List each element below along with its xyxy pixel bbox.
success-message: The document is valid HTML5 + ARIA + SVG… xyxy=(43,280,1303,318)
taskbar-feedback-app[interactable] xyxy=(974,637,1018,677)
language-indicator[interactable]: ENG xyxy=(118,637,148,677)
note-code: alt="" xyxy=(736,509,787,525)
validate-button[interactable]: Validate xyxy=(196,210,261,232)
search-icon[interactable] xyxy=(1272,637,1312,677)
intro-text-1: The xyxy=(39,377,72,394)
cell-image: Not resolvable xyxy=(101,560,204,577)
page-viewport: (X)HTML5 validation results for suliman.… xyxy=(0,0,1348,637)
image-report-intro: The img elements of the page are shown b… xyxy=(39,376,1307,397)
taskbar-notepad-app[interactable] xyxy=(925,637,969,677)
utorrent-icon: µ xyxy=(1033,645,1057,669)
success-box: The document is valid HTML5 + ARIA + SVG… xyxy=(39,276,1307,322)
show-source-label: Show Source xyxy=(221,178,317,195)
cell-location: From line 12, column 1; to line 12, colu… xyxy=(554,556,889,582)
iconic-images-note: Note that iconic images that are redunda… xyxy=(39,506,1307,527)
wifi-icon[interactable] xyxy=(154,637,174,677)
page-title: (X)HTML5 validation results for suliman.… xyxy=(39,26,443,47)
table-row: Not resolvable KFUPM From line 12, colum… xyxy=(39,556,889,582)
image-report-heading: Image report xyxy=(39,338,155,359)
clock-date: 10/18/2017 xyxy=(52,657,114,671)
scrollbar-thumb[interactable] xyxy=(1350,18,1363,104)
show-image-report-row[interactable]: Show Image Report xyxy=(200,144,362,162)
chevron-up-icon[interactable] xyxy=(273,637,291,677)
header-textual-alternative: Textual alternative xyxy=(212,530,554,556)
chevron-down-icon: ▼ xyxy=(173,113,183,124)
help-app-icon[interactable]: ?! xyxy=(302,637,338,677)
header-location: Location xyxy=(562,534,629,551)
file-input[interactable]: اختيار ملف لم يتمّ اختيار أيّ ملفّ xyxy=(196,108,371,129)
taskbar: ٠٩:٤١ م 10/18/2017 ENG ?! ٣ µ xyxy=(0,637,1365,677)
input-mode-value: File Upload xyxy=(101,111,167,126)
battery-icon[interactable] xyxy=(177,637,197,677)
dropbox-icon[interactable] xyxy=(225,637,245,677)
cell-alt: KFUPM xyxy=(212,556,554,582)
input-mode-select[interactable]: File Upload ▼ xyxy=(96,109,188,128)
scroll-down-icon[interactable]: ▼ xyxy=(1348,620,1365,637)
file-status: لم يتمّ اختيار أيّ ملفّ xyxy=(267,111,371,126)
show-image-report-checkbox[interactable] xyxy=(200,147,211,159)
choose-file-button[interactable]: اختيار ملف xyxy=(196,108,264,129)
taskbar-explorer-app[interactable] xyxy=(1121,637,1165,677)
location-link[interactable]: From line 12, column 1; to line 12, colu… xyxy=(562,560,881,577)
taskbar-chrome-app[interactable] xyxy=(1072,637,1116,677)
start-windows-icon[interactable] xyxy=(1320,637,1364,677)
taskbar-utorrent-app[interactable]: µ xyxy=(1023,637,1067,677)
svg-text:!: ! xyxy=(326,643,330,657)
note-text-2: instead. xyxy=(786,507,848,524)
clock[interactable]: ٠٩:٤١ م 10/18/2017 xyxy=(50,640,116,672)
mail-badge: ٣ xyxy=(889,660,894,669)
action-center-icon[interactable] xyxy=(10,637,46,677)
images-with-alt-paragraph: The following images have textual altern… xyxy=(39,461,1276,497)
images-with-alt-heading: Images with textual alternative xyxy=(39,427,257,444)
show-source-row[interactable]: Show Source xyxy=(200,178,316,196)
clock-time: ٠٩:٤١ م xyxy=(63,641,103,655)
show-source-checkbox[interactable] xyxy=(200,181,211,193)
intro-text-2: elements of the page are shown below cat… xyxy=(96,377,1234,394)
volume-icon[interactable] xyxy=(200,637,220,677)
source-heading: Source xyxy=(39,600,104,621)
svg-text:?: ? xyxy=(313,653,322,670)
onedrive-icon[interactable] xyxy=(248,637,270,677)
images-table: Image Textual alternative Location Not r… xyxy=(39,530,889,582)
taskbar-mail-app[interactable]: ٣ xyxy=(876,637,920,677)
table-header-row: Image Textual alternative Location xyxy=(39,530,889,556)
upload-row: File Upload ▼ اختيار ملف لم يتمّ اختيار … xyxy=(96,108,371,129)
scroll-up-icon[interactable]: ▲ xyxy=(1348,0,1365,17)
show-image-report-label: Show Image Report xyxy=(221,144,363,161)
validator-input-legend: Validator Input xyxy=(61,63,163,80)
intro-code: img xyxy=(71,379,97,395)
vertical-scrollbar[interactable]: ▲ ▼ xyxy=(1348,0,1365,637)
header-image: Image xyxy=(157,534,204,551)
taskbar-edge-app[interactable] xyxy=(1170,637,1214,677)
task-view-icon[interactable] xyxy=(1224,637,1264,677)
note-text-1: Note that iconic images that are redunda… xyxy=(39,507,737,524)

--

GIVEN REQUEST
Report each line of the items above that contains the string "down". Case counts.

WRITTEN SOLUTION
chevron-down-icon: ▼ xyxy=(173,113,183,124)
scroll-down-icon[interactable]: ▼ xyxy=(1348,620,1365,637)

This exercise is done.